● TEXT PROVIDED:
BBC Stops Transmitting Shortwave Broadcasts From Thailand

BenarNews staff
2017.03.08
Bangkok
170308-TH-BBC-620.jpg A Thai man looks at a portrait photo of then-Crown Prince Maha Vajiralongkorn at a shop in Bangkok, Nov. 30, 2016.
AFP

After failing to agree to a new long-term contract with Thailand’s military government, BBC World Service stopped broadcasting shortwave radio programs from a transmitter north of Bangkok at the start of the year.

A Thai government spokesman said the BBC decided to drop its effort for a seven-year lease agreement on the transmitter.

“I would like to inform you that, the Public Relations Department owns the premises and the negotiating counterpart is the Ministry of Foreign Affairs. BBC told us a couple of days ago or so that it would not want to have a new contract,” Lt. Gen. Sansern Kaewkamnerd told BenarNews in a phone interview.

Despite the shutdown, Thai residents have access to BBC News content through the broadcaster’s Thai Service website that went online in November 2016.

The website created controversy shortly after its launch by publishing a profile of King Maha Vajiralongkorn on the day he assumed the throne on Dec. 1 following the death of his father, King Bhumibol Adulyadej, in mid-October.

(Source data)

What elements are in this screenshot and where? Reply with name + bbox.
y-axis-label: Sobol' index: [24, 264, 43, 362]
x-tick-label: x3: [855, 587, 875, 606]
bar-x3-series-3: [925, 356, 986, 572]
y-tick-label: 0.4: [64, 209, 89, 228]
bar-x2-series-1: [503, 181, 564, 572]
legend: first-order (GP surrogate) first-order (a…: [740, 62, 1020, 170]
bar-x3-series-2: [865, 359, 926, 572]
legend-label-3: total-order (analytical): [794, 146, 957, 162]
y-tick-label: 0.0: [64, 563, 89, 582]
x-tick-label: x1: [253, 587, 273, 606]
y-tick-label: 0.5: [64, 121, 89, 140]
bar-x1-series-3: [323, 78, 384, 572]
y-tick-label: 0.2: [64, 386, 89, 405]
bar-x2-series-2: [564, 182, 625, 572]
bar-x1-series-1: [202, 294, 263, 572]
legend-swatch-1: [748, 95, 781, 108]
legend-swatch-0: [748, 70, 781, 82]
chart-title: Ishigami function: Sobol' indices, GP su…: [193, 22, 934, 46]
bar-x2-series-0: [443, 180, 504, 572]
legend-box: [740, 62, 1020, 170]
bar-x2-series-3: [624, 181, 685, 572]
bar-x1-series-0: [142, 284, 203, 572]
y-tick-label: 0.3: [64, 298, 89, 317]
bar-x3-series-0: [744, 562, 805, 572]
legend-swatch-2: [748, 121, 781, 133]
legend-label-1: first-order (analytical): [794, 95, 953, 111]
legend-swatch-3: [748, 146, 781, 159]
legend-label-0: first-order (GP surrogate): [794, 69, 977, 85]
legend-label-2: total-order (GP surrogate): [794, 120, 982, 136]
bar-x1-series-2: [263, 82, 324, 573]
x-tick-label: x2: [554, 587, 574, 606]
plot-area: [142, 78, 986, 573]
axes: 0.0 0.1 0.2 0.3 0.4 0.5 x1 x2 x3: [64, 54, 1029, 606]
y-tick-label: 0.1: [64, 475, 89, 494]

● EXERCISES TO COMPLETE:
• 1. According to the BBC shortwave article, when did the BBC's Thai Service website go online?
• 2. Name every person the BBC shortwave article mentions by name.
• 3. Please continue the BBC shortwave article from its final sentence.

● EXERCISE RESULTS:
• 1. November 2016

• 2. Maha Vajiralongkorn, Sansern Kaewkamnerd, Bhumibol Adulyadej

• 3.
Two days after the king’s ascension, Jatupat “Pai” Boonpattararaksa, a student activist from Khon Kaen University, was charged under the nation’s strict royal defamation law for allegedly sharing the profile on Facebook.

Jatupat, the first civilian charged with royal defamation under King Vajiralongkorn’s reign was indicted on Feb. 10 and will face a closed-door trial. Only people involved in the case will be allowed to attend hearings.

BBC officials did not comment on the flap, but Agence France-Presse (AFP) reported that the website’s coverage of Thailand was an obstacle in discussions around renewing a lease for the transmitter.

“Despite extensive negotiations, we have been unable to reach an agreement to re-commence transmissions. Given the financial constraints faced by the whole of the BBC, we have reluctantly decided to shut the site,” the BBC said in a Wednesday statement about the Jan. 1 shuttering of its Thai transmitter.

Layoffs possible

The BBC said it might lay off 45 staff members who worked at the transmitter site in Nakhon Sawan, 240 km (150 miles) north of Bangkok for 20 years. It moved the transmitter from Hong Kong to Thailand when Great Britain handed over the territory to China in 1997.

The transmitter broadcast local language news into tightly controlled countries such as China and North Korea and into places where many still rely on radio, including Pakistan and Afghanistan, AFP reported.

The closure comes even as the BBC plans to increase its output to 40 foreign languages, near its post-World War II peak of 45, AFP reported. The British government announced an additional $352 million for the 2015-2020 period following years of cuts.

The move was partly a response to the expansion of state-sponsored media in Russia, China and Middle Eastern countries. The cash injection also went toward hiring BBC Thai staff in Bangkok and London, AFP reported.